▶ TASK INPUTS:
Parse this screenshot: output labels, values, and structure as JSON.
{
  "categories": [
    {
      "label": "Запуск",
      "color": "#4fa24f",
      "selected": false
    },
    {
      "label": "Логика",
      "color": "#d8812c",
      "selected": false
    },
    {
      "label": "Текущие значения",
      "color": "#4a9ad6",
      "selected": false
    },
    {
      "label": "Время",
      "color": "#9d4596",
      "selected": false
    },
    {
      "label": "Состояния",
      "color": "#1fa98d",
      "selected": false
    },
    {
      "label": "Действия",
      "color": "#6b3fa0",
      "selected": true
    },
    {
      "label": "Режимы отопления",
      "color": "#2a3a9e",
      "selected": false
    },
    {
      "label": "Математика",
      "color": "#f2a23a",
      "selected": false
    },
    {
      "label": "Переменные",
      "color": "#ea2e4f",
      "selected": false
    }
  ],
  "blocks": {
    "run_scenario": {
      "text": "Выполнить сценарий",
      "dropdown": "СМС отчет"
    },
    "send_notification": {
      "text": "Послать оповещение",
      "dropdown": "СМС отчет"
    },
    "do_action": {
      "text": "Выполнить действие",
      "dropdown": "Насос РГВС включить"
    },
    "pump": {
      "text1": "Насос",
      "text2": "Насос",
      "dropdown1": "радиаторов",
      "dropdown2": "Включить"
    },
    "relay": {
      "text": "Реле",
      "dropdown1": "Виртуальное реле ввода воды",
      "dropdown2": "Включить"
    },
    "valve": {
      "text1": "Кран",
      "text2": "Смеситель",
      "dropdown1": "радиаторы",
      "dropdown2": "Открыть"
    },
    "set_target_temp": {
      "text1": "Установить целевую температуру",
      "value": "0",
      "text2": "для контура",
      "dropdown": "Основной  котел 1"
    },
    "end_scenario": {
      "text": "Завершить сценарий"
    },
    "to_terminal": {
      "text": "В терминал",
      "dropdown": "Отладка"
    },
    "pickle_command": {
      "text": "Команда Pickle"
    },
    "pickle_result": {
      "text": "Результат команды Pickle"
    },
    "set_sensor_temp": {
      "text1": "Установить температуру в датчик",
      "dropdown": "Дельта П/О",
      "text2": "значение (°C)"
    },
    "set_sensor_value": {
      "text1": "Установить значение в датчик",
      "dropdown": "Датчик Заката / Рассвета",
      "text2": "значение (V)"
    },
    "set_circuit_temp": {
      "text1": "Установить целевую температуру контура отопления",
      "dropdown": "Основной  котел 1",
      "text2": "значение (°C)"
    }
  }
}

▶ EXERCISE DIRECTIONS: Retype the whole listing, matching it exactly.

▶ ANSWER TO THIS PROBLEM:
Parse this screenshot: output labels, values, and structure as JSON.
{
  "categories": [
    {
      "label": "Запуск",
      "color": "#4fa24f",
      "selected": false
    },
    {
      "label": "Логика",
      "color": "#d8812c",
      "selected": false
    },
    {
      "label": "Текущие значения",
      "color": "#4a9ad6",
      "selected": false
    },
    {
      "label": "Время",
      "color": "#9d4596",
      "selected": false
    },
    {
      "label": "Состояния",
      "color": "#1fa98d",
      "selected": false
    },
    {
      "label": "Действия",
      "color": "#6b3fa0",
      "selected": true
    },
    {
      "label": "Режимы отопления",
      "color": "#2a3a9e",
      "selected": false
    },
    {
      "label": "Математика",
      "color": "#f2a23a",
      "selected": false
    },
    {
      "label": "Переменные",
      "color": "#ea2e4f",
      "selected": false
    }
  ],
  "blocks": {
    "run_scenario": {
      "text": "Выполнить сценарий",
      "dropdown": "СМС отчет"
    },
    "send_notification": {
      "text": "Послать оповещение",
      "dropdown": "СМС отчет"
    },
    "do_action": {
      "text": "Выполнить действие",
      "dropdown": "Насос РГВС включить"
    },
    "pump": {
      "text1": "Насос",
      "text2": "Насос",
      "dropdown1": "радиаторов",
      "dropdown2": "Включить"
    },
    "relay": {
      "text": "Реле",
      "dropdown1": "Виртуальное реле ввода воды",
      "dropdown2": "Включить"
    },
    "valve": {
      "text1": "Кран",
      "text2": "Смеситель",
      "dropdown1": "радиаторы",
      "dropdown2": "Открыть"
    },
    "set_target_temp": {
      "text1": "Установить целевую температуру",
      "value": "0",
      "text2": "для контура",
      "dropdown": "Основной  котел 1"
    },
    "end_scenario": {
      "text": "Завершить сценарий"
    },
    "to_terminal": {
      "text": "В терминал",
      "dropdown": "Отладка"
    },
    "pickle_command": {
      "text": "Команда Pickle"
    },
    "pickle_result": {
      "text": "Результат команды Pickle"
    },
    "set_sensor_temp": {
      "text1": "Установить температуру в датчик",
      "dropdown": "Дельта П/О",
      "text2": "значение (°C)"
    },
    "set_sensor_value": {
      "text1": "Установить значение в датчик",
      "dropdown": "Датчик Заката / Рассвета",
      "text2": "значение (V)"
    },
    "set_circuit_temp": {
      "text1": "Установить целевую температуру контура отопления",
      "dropdown": "Основной  котел 1",
      "text2": "значение (°C)"
    }
  }
}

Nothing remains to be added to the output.